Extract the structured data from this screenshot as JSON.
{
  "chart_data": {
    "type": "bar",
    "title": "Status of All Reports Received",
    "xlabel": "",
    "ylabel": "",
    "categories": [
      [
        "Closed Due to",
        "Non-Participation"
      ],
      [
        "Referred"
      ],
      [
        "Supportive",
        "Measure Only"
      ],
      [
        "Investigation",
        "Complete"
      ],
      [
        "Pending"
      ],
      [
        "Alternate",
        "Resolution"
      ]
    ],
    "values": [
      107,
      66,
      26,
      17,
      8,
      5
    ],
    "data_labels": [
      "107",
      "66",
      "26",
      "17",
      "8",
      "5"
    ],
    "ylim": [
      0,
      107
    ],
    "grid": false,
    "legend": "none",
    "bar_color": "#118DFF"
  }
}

□ □ □ □ □ □ □

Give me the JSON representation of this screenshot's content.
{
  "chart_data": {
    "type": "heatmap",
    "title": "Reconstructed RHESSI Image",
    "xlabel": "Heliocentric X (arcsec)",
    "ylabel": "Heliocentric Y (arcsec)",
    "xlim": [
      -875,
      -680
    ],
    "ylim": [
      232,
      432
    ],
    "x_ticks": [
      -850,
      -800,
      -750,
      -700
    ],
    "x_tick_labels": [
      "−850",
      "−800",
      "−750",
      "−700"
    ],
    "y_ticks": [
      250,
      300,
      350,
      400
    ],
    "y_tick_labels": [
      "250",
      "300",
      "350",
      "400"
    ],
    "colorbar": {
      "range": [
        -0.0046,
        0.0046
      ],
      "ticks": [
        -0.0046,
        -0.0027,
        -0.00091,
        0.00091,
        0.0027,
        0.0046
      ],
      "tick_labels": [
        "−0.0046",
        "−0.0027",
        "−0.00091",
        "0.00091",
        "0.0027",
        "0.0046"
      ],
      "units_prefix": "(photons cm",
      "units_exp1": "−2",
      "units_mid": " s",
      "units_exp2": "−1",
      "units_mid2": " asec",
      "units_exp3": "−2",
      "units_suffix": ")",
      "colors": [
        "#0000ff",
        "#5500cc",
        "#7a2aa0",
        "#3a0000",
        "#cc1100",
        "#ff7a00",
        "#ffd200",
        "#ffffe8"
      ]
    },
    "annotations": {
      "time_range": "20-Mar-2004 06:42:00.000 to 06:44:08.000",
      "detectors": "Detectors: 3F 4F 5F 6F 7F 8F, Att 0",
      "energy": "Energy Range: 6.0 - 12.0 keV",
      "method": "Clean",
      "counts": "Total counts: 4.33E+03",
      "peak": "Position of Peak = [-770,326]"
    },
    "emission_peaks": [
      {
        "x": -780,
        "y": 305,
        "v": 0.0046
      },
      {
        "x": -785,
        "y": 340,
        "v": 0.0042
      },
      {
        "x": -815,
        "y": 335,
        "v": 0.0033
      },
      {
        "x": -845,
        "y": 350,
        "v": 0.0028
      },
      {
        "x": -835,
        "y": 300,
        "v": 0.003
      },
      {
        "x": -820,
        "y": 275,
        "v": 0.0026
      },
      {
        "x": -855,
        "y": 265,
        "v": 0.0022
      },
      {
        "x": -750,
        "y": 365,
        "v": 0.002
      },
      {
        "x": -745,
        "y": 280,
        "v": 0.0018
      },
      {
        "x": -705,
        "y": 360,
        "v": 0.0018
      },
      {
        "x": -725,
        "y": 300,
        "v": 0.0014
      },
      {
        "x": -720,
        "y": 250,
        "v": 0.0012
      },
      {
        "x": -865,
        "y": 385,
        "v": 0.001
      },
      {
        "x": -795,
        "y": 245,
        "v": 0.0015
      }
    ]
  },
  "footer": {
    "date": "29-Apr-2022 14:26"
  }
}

□ □ □ □ □ □ □

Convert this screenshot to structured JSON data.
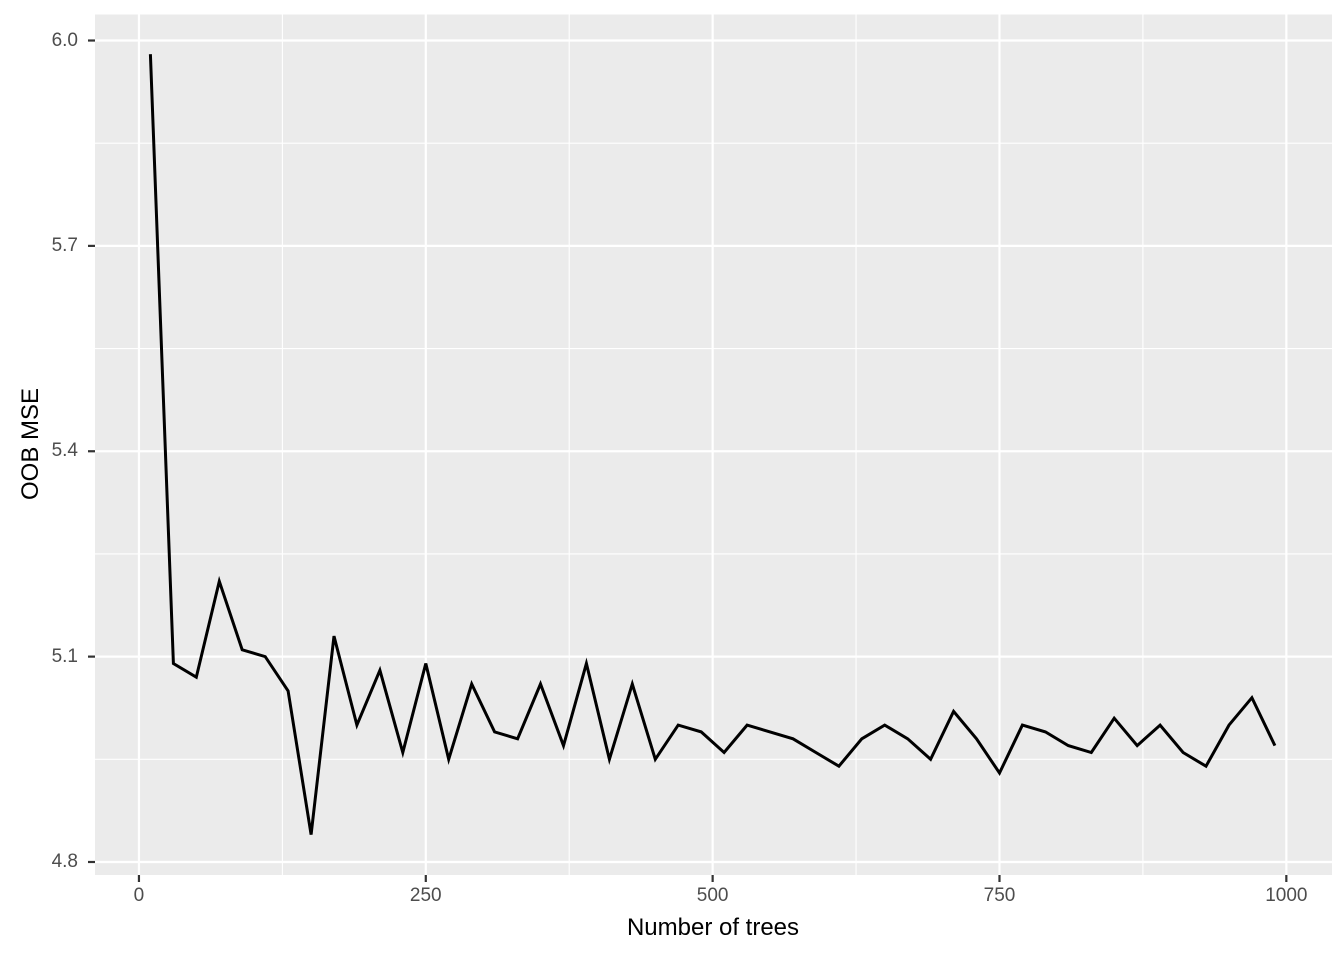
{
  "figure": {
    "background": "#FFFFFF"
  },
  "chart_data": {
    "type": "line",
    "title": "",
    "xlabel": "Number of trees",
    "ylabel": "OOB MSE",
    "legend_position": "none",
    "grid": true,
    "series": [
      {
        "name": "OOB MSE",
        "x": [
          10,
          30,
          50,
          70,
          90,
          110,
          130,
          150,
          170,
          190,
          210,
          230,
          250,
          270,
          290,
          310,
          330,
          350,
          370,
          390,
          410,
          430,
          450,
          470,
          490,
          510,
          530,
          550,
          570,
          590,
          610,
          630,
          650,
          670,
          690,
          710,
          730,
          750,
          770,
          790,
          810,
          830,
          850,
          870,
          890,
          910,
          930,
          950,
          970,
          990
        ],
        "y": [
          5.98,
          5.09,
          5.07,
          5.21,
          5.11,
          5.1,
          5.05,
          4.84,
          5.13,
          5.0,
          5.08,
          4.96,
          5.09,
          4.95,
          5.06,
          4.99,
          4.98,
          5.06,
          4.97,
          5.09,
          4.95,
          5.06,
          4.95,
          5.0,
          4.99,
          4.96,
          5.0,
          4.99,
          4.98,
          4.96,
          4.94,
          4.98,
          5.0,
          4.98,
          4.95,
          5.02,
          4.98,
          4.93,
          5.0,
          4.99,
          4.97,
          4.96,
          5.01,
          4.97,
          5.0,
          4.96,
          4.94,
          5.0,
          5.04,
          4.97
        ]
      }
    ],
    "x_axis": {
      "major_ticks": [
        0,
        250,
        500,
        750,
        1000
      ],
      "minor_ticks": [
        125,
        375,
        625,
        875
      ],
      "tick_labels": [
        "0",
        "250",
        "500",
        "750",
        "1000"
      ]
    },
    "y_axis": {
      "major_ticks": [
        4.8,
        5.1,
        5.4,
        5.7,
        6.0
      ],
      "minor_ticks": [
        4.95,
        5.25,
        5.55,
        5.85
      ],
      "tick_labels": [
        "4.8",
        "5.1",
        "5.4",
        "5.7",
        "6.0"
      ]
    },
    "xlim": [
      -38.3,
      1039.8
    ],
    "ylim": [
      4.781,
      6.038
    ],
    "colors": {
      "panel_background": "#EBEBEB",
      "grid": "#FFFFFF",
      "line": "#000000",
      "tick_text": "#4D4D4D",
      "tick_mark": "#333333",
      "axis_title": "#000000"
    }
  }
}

□ □ □ □ □ □ □

**INSTRUCTIONS FOR THE TASK**
Using the records above, select and copy every line that has the word "arcsec".

**RESULT**
    "xlabel": "Heliocentric X (arcsec)",
    "ylabel": "Heliocentric Y (arcsec)",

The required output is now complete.